Short exercise = Each line of the listing that contains the word "January" is to be copied.

Records from a collection of figures

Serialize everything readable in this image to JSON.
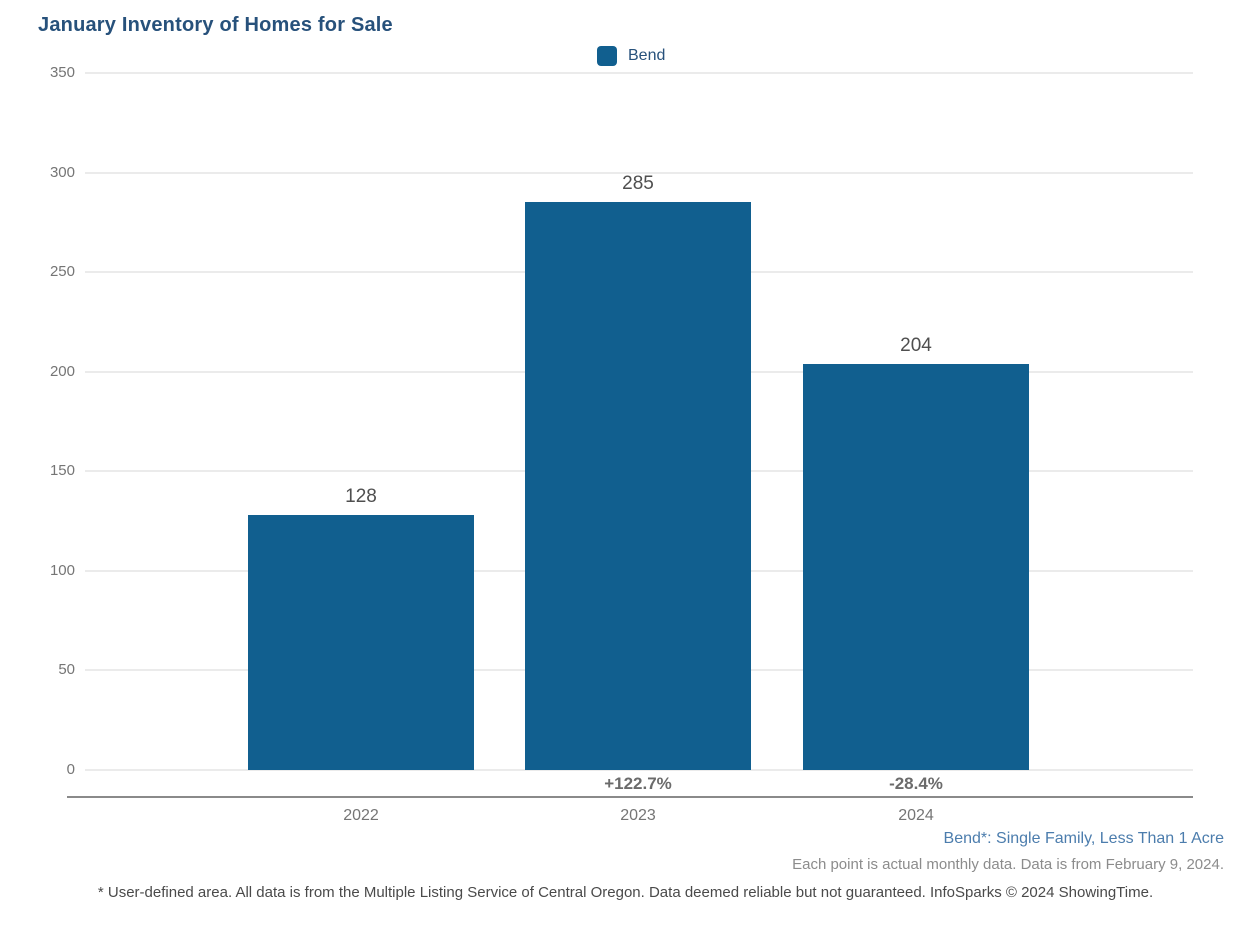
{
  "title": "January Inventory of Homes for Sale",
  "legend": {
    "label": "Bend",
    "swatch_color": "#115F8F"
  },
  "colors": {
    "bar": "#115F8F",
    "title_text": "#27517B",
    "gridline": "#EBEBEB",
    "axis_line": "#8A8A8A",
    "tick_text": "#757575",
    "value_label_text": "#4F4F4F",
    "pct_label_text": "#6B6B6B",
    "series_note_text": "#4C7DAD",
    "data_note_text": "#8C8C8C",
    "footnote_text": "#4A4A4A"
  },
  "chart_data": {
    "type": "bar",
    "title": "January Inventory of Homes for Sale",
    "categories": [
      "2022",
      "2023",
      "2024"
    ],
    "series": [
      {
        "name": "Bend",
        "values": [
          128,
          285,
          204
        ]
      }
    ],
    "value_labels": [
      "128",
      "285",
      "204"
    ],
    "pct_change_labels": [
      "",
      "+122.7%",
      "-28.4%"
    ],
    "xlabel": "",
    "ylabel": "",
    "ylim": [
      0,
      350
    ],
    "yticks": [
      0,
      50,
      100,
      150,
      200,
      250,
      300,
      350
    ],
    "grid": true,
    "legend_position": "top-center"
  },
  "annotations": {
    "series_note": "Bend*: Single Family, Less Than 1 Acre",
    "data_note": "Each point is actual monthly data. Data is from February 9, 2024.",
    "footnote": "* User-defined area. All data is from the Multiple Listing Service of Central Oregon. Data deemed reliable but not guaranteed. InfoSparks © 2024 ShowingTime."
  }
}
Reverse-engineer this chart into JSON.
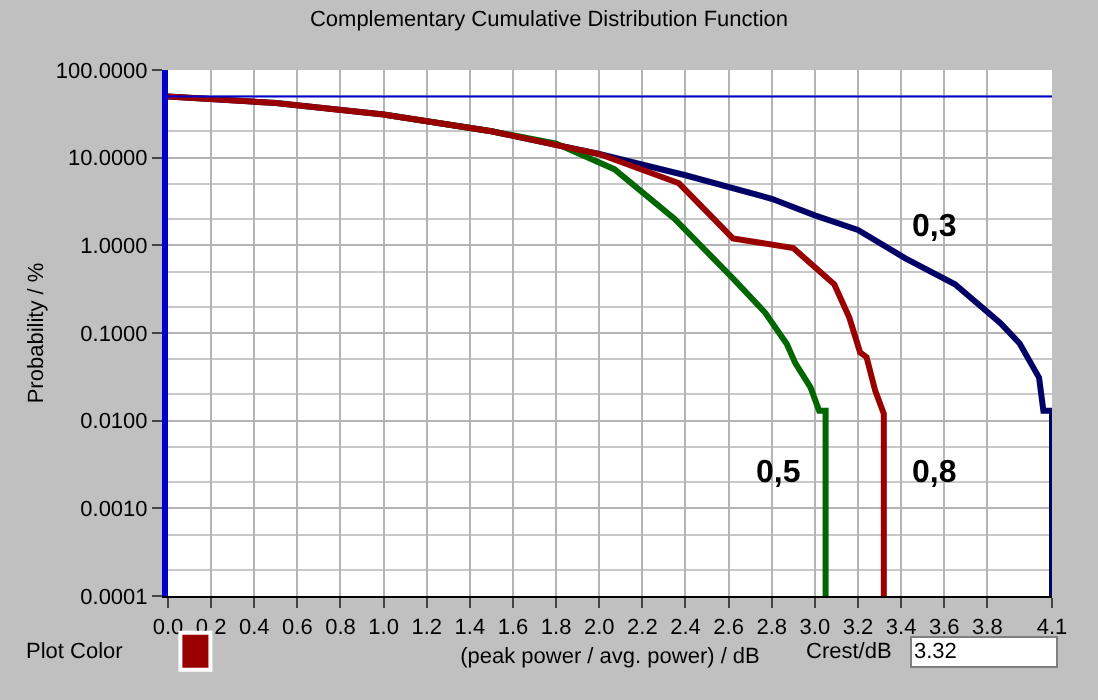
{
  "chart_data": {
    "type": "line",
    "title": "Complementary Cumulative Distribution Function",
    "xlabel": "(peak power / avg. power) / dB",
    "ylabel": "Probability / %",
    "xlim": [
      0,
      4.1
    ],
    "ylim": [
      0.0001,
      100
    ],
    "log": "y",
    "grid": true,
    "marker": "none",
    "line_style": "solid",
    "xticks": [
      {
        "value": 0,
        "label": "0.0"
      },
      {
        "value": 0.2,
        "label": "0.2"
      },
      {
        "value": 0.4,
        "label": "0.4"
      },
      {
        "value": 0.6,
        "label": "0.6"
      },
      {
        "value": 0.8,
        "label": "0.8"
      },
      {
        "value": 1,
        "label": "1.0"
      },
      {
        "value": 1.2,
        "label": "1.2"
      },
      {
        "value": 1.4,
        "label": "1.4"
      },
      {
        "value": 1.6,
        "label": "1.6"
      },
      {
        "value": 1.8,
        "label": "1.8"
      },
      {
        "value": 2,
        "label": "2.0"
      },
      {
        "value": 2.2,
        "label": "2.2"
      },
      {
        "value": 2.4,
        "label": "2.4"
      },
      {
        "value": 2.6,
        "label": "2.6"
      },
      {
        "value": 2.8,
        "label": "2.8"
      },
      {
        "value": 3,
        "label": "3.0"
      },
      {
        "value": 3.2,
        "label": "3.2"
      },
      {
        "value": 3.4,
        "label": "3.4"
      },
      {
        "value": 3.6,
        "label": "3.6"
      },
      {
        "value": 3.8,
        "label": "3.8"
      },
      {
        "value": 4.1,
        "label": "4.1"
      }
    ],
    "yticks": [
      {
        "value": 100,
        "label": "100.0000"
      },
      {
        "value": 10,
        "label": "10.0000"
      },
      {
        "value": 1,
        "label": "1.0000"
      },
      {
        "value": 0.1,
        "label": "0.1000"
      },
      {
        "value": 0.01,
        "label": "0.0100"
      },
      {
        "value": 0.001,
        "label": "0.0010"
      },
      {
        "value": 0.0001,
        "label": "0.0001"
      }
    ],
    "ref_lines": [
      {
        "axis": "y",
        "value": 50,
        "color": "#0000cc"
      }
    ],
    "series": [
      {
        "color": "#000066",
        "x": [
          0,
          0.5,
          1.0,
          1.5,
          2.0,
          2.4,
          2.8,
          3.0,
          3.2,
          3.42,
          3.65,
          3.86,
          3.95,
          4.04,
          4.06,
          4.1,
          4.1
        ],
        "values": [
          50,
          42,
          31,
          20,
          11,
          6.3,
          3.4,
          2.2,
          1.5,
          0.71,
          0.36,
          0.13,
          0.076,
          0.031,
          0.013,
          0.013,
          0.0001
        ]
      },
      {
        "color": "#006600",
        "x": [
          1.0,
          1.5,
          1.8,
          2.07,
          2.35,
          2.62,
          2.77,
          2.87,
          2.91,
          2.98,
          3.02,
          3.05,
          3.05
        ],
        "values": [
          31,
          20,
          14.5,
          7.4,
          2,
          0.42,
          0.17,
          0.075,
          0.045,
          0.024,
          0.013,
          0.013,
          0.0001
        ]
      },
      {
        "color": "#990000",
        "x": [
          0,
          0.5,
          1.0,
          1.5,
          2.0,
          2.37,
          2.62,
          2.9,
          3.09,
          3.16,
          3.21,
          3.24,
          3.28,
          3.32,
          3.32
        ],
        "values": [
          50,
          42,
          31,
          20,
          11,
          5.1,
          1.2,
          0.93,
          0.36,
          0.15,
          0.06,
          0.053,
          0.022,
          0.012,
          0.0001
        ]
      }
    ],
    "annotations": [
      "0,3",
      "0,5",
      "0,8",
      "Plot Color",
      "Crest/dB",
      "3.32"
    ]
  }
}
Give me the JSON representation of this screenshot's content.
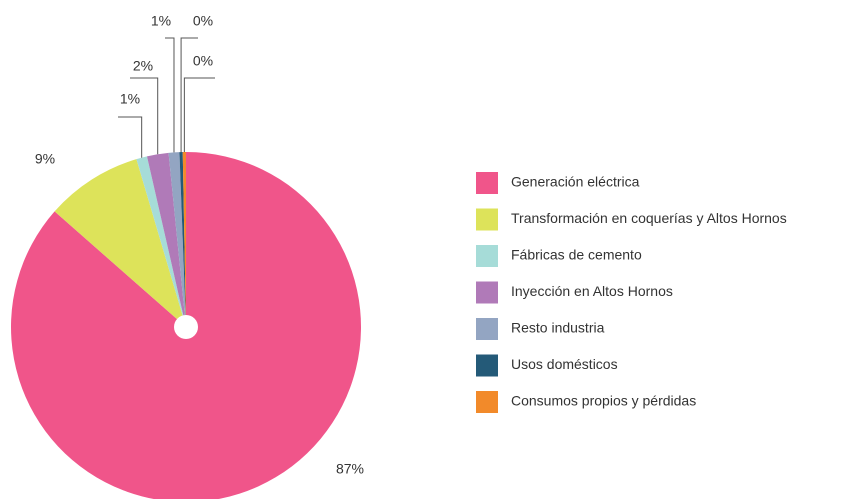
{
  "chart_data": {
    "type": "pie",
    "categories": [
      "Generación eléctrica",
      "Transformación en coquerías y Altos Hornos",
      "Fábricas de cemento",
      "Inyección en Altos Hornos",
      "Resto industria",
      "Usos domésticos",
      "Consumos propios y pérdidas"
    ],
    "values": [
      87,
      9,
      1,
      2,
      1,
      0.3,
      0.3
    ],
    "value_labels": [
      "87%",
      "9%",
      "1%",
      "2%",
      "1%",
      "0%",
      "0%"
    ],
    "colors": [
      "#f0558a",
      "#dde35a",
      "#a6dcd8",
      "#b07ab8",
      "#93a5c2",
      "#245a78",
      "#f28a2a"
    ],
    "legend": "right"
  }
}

Response to the task =
  "title": "January Inventory of Homes for Sale",
    "title": "January Inventory of Homes for Sale",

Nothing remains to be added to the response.